- [Required work]
A. In the article on the Archdiocese of Niamey:
(i) How many parishes does it list?
(ii) On what date was the archdiocese first erected?
(iii) As of 2004, how many priests were in the diocese?
B. Resume the article on the Archdiocese of Niamey after its final sentence.

Location
- Country: Niger
- Ecclesiastical province: Province of Niger

Statistics
- Area: 200,000 km^{2} (77,000 sq mi)
- PopulationTotal; Catholics;: (as of 2021); 11,183,000; 27,600 (.2%);
- Parishes: 18

Information
- Denomination: Catholic Church
- Rite: Latin Rite
- Cathedral: Cathedral of Our Lady of Perpetual Help

Current leadership
- Pope: Leo XIV
- Archbishop: Djalwana Laurent Lompo
- Bishops emeritus: Michel Christian Cartatéguy

= Archdiocese of Niamey =

Roman Catholic archdiocese in Niger

The Archdiocese of Niamey (Archidioecesis Niameyensis) is a Roman Catholic Archdiocese in Niger. It is based in the capital city of Niamey and was erected on 28 April 1942. Pope Benedict XVI made it an archdiocese in June 2007. It uses the Latin Rite and covers approximately 200,000 km2.

As of 2004, the diocesan population was about 5,880,000 with 0.3% Catholic. 29 priests were in the diocese for a ratio of 517 Catholics per priest. Djalwana Laurent Lompo has been the head of the archdiocese since October 2014.

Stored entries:
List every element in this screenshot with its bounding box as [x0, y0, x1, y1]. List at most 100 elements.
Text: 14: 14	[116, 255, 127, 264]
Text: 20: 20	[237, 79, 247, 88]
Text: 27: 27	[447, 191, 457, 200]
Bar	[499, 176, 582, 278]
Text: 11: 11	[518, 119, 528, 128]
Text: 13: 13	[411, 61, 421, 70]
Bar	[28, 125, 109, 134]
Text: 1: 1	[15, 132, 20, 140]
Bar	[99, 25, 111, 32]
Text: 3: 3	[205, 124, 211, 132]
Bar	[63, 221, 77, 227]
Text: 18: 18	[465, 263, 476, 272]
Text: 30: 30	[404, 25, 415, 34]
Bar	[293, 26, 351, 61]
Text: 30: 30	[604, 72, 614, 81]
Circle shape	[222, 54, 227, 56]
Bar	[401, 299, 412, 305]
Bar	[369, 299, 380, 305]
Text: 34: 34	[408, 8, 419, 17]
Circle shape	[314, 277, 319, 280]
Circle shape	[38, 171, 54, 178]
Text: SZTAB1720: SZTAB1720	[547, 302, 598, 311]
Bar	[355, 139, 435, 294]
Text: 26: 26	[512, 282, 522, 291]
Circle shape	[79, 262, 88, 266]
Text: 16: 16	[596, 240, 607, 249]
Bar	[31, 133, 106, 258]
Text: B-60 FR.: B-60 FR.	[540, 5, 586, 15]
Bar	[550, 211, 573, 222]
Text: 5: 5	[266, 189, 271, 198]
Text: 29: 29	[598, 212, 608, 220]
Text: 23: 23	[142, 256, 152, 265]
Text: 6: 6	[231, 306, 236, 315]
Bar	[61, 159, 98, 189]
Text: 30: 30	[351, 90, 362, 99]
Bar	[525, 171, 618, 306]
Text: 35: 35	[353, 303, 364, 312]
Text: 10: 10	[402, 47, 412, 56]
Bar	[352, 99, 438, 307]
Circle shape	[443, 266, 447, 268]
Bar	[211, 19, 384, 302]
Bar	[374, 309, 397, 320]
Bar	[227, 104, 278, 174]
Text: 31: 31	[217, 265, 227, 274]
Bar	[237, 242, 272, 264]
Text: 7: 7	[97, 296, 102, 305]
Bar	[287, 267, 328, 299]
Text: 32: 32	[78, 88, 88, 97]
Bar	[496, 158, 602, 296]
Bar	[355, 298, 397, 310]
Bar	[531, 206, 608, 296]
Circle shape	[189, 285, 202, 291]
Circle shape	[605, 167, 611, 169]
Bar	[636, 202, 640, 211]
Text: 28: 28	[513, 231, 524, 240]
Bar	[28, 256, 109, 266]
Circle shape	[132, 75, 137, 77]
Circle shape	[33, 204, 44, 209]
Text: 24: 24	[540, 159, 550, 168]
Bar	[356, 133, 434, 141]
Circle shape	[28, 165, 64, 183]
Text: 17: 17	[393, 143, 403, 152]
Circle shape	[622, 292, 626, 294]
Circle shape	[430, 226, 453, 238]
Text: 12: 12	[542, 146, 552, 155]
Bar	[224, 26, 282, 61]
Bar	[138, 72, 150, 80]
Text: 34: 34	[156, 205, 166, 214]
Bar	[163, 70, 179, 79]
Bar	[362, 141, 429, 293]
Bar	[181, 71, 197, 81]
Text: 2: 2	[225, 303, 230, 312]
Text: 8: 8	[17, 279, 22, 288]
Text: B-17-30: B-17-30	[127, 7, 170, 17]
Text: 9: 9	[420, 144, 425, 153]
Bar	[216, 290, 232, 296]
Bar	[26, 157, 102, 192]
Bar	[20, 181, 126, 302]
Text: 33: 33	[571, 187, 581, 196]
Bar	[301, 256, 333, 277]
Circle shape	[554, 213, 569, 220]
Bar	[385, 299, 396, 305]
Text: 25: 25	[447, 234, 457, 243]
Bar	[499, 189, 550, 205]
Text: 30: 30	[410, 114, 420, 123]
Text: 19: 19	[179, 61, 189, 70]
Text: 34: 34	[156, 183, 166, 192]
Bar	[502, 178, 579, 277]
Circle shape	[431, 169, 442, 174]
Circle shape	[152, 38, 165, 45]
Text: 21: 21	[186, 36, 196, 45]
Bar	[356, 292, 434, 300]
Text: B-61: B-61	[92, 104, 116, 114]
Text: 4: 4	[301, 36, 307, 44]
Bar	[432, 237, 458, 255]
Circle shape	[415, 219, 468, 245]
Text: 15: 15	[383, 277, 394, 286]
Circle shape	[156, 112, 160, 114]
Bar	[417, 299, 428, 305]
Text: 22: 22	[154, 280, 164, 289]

- [Replies]
A.
(i) 18
(ii) 28 April 1942
(iii) 29

B.
This archdiocese is the metropolitan of a province having one suffragan diocese: Maradi.

==Bishops==
- Prefects Apostolic of Niamey
- Fr. François Faroud, S.M.A. (1942-1948), appointed Prefect of Parakou, Dahomey (country since renamed Benin)
- Fr. Constant Quillard, C.SS.R. (1948-1961)

- Bishops of Niamey
- Marie-Jean-Baptiste-Hippolyte Berlier, C.SS.R. (1961-1984)
- Guy Armand Romano, C.SS.R. (1997-2003)
- Michel Christian Cartatéguy, S.M.A. (2003-2007), elevated to Archbishop when see raised to Archdiocese in 2007

- Archbishops of Niamey (since 2007)
- Michel Christian Cartatéguy, S.M.A. (2007-2014), became Archbishop when see raised to Archdiocese in 2007
- Djalwana Laurent Lompo (2014- )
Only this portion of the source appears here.